• **Task prompt**: Copy every entry exactly as given, minus the images.

[Data extracted from a collection]
----------
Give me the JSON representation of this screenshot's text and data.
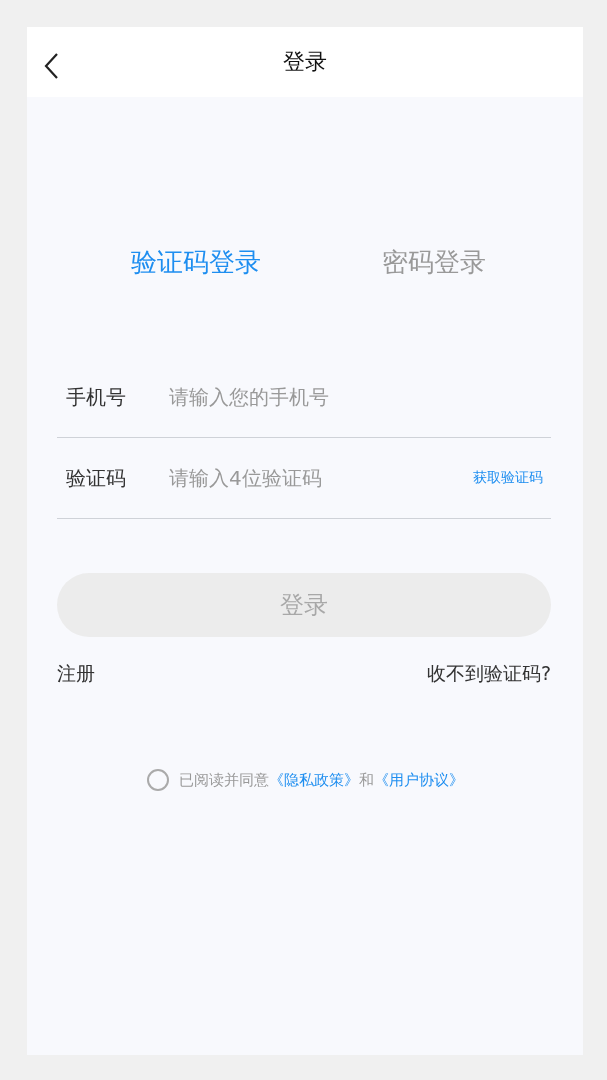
{
  "header": {
    "title": "登录"
  },
  "tabs": [
    {
      "label": "验证码登录",
      "selected": true
    },
    {
      "label": "密码登录",
      "selected": false
    }
  ],
  "fields": [
    {
      "label": "手机号",
      "placeholder": "请输入您的手机号"
    },
    {
      "label": "验证码",
      "placeholder": "请输入4位验证码",
      "action": "获取验证码"
    }
  ],
  "login_button": {
    "label": "登录",
    "disabled": true
  },
  "links": {
    "register": "注册",
    "no_code": "收不到验证码?"
  },
  "agreement": {
    "checked": false,
    "text": "已阅读并同意",
    "privacy": "《隐私政策》",
    "and": "和",
    "terms": "《用户协议》"
  }
}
----------
• **Result of the task**:
Give me the JSON representation of this screenshot's text and data.
{
  "header": {
    "title": "登录"
  },
  "tabs": [
    {
      "label": "验证码登录",
      "selected": true
    },
    {
      "label": "密码登录",
      "selected": false
    }
  ],
  "fields": [
    {
      "label": "手机号",
      "placeholder": "请输入您的手机号"
    },
    {
      "label": "验证码",
      "placeholder": "请输入4位验证码",
      "action": "获取验证码"
    }
  ],
  "login_button": {
    "label": "登录",
    "disabled": true
  },
  "links": {
    "register": "注册",
    "no_code": "收不到验证码?"
  },
  "agreement": {
    "checked": false,
    "text": "已阅读并同意",
    "privacy": "《隐私政策》",
    "and": "和",
    "terms": "《用户协议》"
  }
}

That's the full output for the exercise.